- WHAT IS ASKED: Output every line of the material below as a Markdown table with the columns Row and Material line, numbering the rows and skipping blank lines. Leave the pictures out of the table.

- RECORDS TO PROCESS:

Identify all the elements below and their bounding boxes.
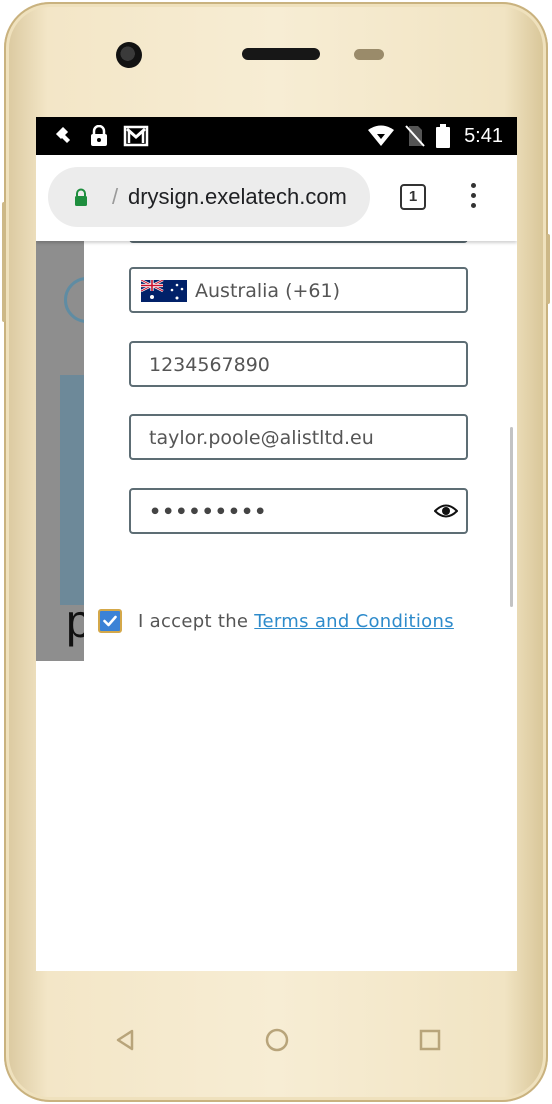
url-prefix: / <box>112 184 119 209</box>
screen: 5:41 / drysign.exelatech.com 1 p Austral… <box>36 117 517 971</box>
tab-switcher-button[interactable]: 1 <box>400 184 426 210</box>
earpiece-speaker <box>242 48 320 60</box>
country-code-value: Australia (+61) <box>195 280 341 302</box>
terms-link[interactable]: Terms and Conditions <box>254 611 454 632</box>
password-value: ••••••••• <box>149 501 268 523</box>
status-time: 5:41 <box>464 125 503 147</box>
country-code-select[interactable]: Australia (+61) <box>129 267 468 313</box>
terms-label: I accept the Terms and Conditions <box>138 607 454 637</box>
background-page-strip: p <box>36 241 84 661</box>
battery-icon <box>434 123 452 149</box>
phone-input[interactable]: 1234567890 <box>129 341 468 387</box>
background-heading-fragment: p <box>66 595 84 647</box>
web-page: p Australia (+61) 1234567890 taylor.pool… <box>36 227 517 971</box>
address-bar[interactable]: / drysign.exelatech.com <box>48 167 370 227</box>
email-input[interactable]: taylor.poole@alistltd.eu <box>129 414 468 460</box>
background-logo-ring <box>64 277 84 323</box>
australia-flag-icon <box>141 280 187 302</box>
power-button <box>546 234 550 304</box>
url-text: drysign.exelatech.com <box>128 184 347 209</box>
browser-toolbar: / drysign.exelatech.com 1 <box>36 155 517 241</box>
background-image-strip <box>60 375 84 605</box>
volume-button <box>2 202 6 322</box>
email-value: taylor.poole@alistltd.eu <box>149 427 374 449</box>
satellite-icon <box>52 123 74 149</box>
proximity-sensor <box>354 49 384 60</box>
overflow-menu-icon[interactable] <box>467 183 479 213</box>
secure-lock-icon <box>75 188 87 206</box>
home-icon[interactable] <box>264 1027 290 1053</box>
checkmark-icon <box>103 615 117 627</box>
scrollbar[interactable] <box>510 427 513 607</box>
recents-icon[interactable] <box>418 1028 442 1052</box>
front-camera <box>116 42 142 68</box>
no-sim-icon <box>404 123 426 149</box>
back-icon[interactable] <box>114 1028 136 1052</box>
lock-icon <box>88 123 110 149</box>
terms-row: I accept the Terms and Conditions <box>98 607 517 637</box>
phone-value: 1234567890 <box>149 354 270 376</box>
terms-prefix: I accept the <box>138 611 255 632</box>
signup-form: Australia (+61) 1234567890 taylor.poole@… <box>84 227 517 971</box>
terms-checkbox[interactable] <box>98 609 122 633</box>
gmail-icon <box>122 123 150 149</box>
wifi-icon <box>367 123 395 149</box>
eye-icon[interactable] <box>434 502 458 520</box>
status-bar: 5:41 <box>36 117 517 155</box>
password-input[interactable]: ••••••••• <box>129 488 468 534</box>
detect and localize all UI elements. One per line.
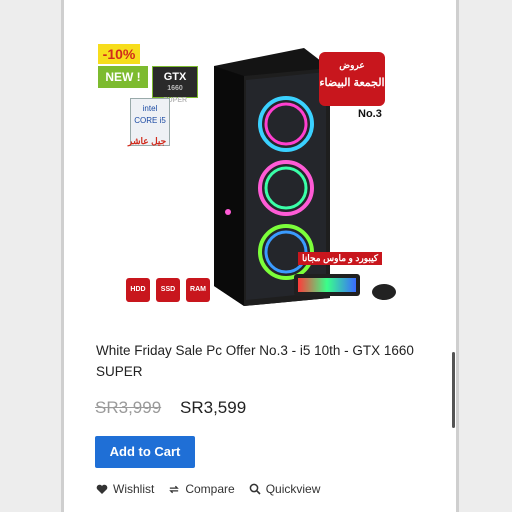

- ANSWER IN FULL:
| Row | Material line |
|---|---|
| 1 | Identify all the elements below and their bounding boxes. |
| 2 | url-prefix: / <box>112 184 119 209</box> |
| 3 | screen: 5:41 / drysign.exelatech.com 1 p Austral… <box>36 117 517 971</box> |
| 4 | tab-switcher-button[interactable]: 1 <box>400 184 426 210</box> |
| 5 | earpiece-speaker <box>242 48 320 60</box> |
| 6 | country-code-value: Australia (+61) <box>195 280 341 302</box> |
| 7 | terms-link[interactable]: Terms and Conditions <box>254 611 454 632</box> |
| 8 | password-value: ••••••••• <box>149 501 268 523</box> |
| 9 | status-time: 5:41 <box>464 125 503 147</box> |
| 10 | country-code-select[interactable]: Australia (+61) <box>129 267 468 313</box> |
| 11 | terms-label: I accept the Terms and Conditions <box>138 607 454 637</box> |
| 12 | background-page-strip: p <box>36 241 84 661</box> |
| 13 | battery-icon <box>434 123 452 149</box> |
| 14 | phone-input[interactable]: 1234567890 <box>129 341 468 387</box> |
| 15 | background-heading-fragment: p <box>66 595 84 647</box> |
| 16 | web-page: p Australia (+61) 1234567890 taylor.pool… <box>36 227 517 971</box> |
| 17 | address-bar[interactable]: / drysign.exelatech.com <box>48 167 370 227</box> |
| 18 | email-input[interactable]: taylor.poole@alistltd.eu <box>129 414 468 460</box> |
| 19 | background-logo-ring <box>64 277 84 323</box> |
| 20 | australia-flag-icon <box>141 280 187 302</box> |
| 21 | power-button <box>546 234 550 304</box> |
| 22 | url-text: drysign.exelatech.com <box>128 184 347 209</box> |
| 23 | browser-toolbar: / drysign.exelatech.com 1 <box>36 155 517 241</box> |
| 24 | background-image-strip <box>60 375 84 605</box> |
| 25 | volume-button <box>2 202 6 322</box> |
| 26 | email-value: taylor.poole@alistltd.eu <box>149 427 374 449</box> |
| 27 | satellite-icon <box>52 123 74 149</box> |
| 28 | proximity-sensor <box>354 49 384 60</box> |
| 29 | overflow-menu-icon[interactable] <box>467 183 479 213</box> |
| 30 | secure-lock-icon <box>75 188 87 206</box> |
| 31 | home-icon[interactable] <box>264 1027 290 1053</box> |
| 32 | checkmark-icon <box>103 615 117 627</box> |
| 33 | scrollbar[interactable] <box>510 427 513 607</box> |
| 34 | recents-icon[interactable] <box>418 1028 442 1052</box> |
| 35 | front-camera <box>116 42 142 68</box> |
| 36 | no-sim-icon <box>404 123 426 149</box> |
| 37 | back-icon[interactable] <box>114 1028 136 1052</box> |
| 38 | lock-icon <box>88 123 110 149</box> |
| 39 | terms-row: I accept the Terms and Conditions <box>98 607 517 637</box> |
| 40 | phone-value: 1234567890 <box>149 354 270 376</box> |
| 41 | terms-prefix: I accept the <box>138 611 255 632</box> |
| 42 | signup-form: Australia (+61) 1234567890 taylor.poole@… <box>84 227 517 971</box> |
| 43 | terms-checkbox[interactable] <box>98 609 122 633</box> |
| 44 | gmail-icon <box>122 123 150 149</box> |
| 45 | wifi-icon <box>367 123 395 149</box> |
| 46 | eye-icon[interactable] <box>434 502 458 520</box> |
| 47 | status-bar: 5:41 <box>36 117 517 155</box> |
| 48 | password-input[interactable]: ••••••••• <box>129 488 468 534</box> |
| 49 | detect and localize all UI elements. One per line. |